Instructions to follow: Transcribe every entry word for word, leaving out all images.

·····

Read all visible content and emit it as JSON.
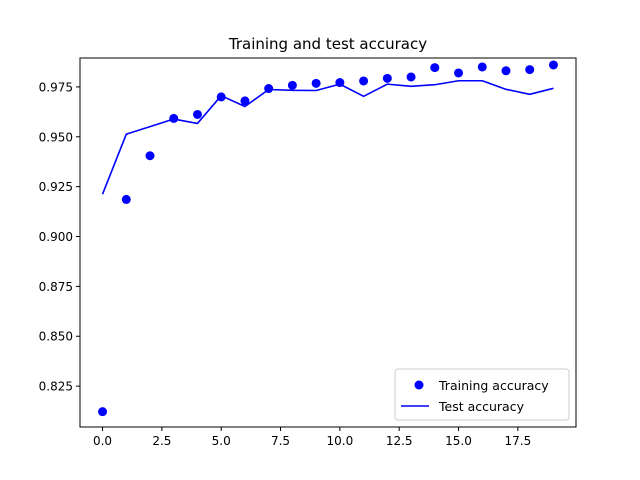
{
  "chart_data": {
    "type": "line",
    "title": "Training and test accuracy",
    "xlabel": "",
    "ylabel": "",
    "xlim": [
      -0.95,
      19.95
    ],
    "ylim": [
      0.8045,
      0.9895
    ],
    "xticks": [
      0.0,
      2.5,
      5.0,
      7.5,
      10.0,
      12.5,
      15.0,
      17.5
    ],
    "xtick_labels": [
      "0.0",
      "2.5",
      "5.0",
      "7.5",
      "10.0",
      "12.5",
      "15.0",
      "17.5"
    ],
    "yticks": [
      0.825,
      0.85,
      0.875,
      0.9,
      0.925,
      0.95,
      0.975
    ],
    "ytick_labels": [
      "0.825",
      "0.850",
      "0.875",
      "0.900",
      "0.925",
      "0.950",
      "0.975"
    ],
    "grid": false,
    "legend_position": "lower-right",
    "series": [
      {
        "name": "Training accuracy",
        "style": "markers",
        "color": "#0000ff",
        "x": [
          0,
          1,
          2,
          3,
          4,
          5,
          6,
          7,
          8,
          9,
          10,
          11,
          12,
          13,
          14,
          15,
          16,
          17,
          18,
          19
        ],
        "y": [
          0.8122,
          0.9186,
          0.9405,
          0.9592,
          0.9612,
          0.97,
          0.968,
          0.9742,
          0.9758,
          0.9768,
          0.9772,
          0.978,
          0.9793,
          0.98,
          0.9847,
          0.982,
          0.985,
          0.9831,
          0.9837,
          0.986
        ]
      },
      {
        "name": "Test accuracy",
        "style": "line",
        "color": "#0000ff",
        "x": [
          0,
          1,
          2,
          3,
          4,
          5,
          6,
          7,
          8,
          9,
          10,
          11,
          12,
          13,
          14,
          15,
          16,
          17,
          18,
          19
        ],
        "y": [
          0.9212,
          0.9513,
          0.9551,
          0.9589,
          0.9567,
          0.9706,
          0.9652,
          0.9737,
          0.9733,
          0.9732,
          0.9764,
          0.9703,
          0.9764,
          0.9753,
          0.9761,
          0.9781,
          0.9781,
          0.9738,
          0.9713,
          0.9743
        ]
      }
    ]
  }
}
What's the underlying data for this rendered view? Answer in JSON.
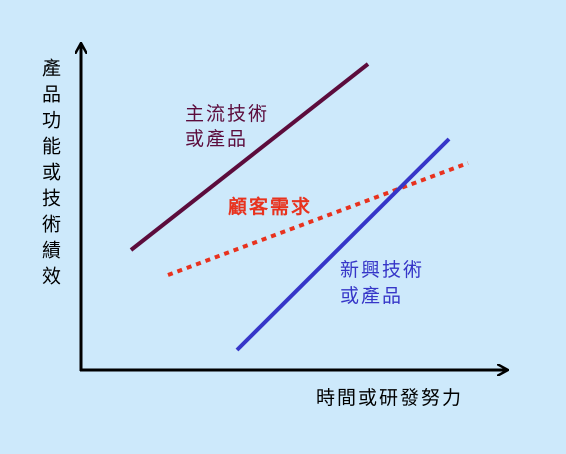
{
  "y_axis_label": "產品功能或技術績效",
  "x_axis_label": "時間或研發努力",
  "lines": [
    {
      "label": [
        "主流技術",
        "或產品"
      ]
    },
    {
      "label": [
        "顧客需求"
      ]
    },
    {
      "label": [
        "新興技術",
        "或產品"
      ]
    }
  ]
}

·····

Response to the exercise:
Read all visible content and emit it as JSON.
{
  "chart_data": {
    "type": "line",
    "title": "Training and test accuracy",
    "xlabel": "",
    "ylabel": "",
    "xlim": [
      -0.95,
      19.95
    ],
    "ylim": [
      0.8045,
      0.9895
    ],
    "xticks": [
      0.0,
      2.5,
      5.0,
      7.5,
      10.0,
      12.5,
      15.0,
      17.5
    ],
    "xtick_labels": [
      "0.0",
      "2.5",
      "5.0",
      "7.5",
      "10.0",
      "12.5",
      "15.0",
      "17.5"
    ],
    "yticks": [
      0.825,
      0.85,
      0.875,
      0.9,
      0.925,
      0.95,
      0.975
    ],
    "ytick_labels": [
      "0.825",
      "0.850",
      "0.875",
      "0.900",
      "0.925",
      "0.950",
      "0.975"
    ],
    "grid": false,
    "legend_position": "lower-right",
    "series": [
      {
        "name": "Training accuracy",
        "style": "markers",
        "color": "#0000ff",
        "x": [
          0,
          1,
          2,
          3,
          4,
          5,
          6,
          7,
          8,
          9,
          10,
          11,
          12,
          13,
          14,
          15,
          16,
          17,
          18,
          19
        ],
        "y": [
          0.8122,
          0.9186,
          0.9405,
          0.9592,
          0.9612,
          0.97,
          0.968,
          0.9742,
          0.9758,
          0.9768,
          0.9772,
          0.978,
          0.9793,
          0.98,
          0.9847,
          0.982,
          0.985,
          0.9831,
          0.9837,
          0.986
        ]
      },
      {
        "name": "Test accuracy",
        "style": "line",
        "color": "#0000ff",
        "x": [
          0,
          1,
          2,
          3,
          4,
          5,
          6,
          7,
          8,
          9,
          10,
          11,
          12,
          13,
          14,
          15,
          16,
          17,
          18,
          19
        ],
        "y": [
          0.9212,
          0.9513,
          0.9551,
          0.9589,
          0.9567,
          0.9706,
          0.9652,
          0.9737,
          0.9733,
          0.9732,
          0.9764,
          0.9703,
          0.9764,
          0.9753,
          0.9761,
          0.9781,
          0.9781,
          0.9738,
          0.9713,
          0.9743
        ]
      }
    ]
  }
}
What's the underlying data for this rendered view? Answer in JSON.
{
  "y_axis_label": "產品功能或技術績效",
  "x_axis_label": "時間或研發努力",
  "lines": [
    {
      "label": [
        "主流技術",
        "或產品"
      ]
    },
    {
      "label": [
        "顧客需求"
      ]
    },
    {
      "label": [
        "新興技術",
        "或產品"
      ]
    }
  ]
}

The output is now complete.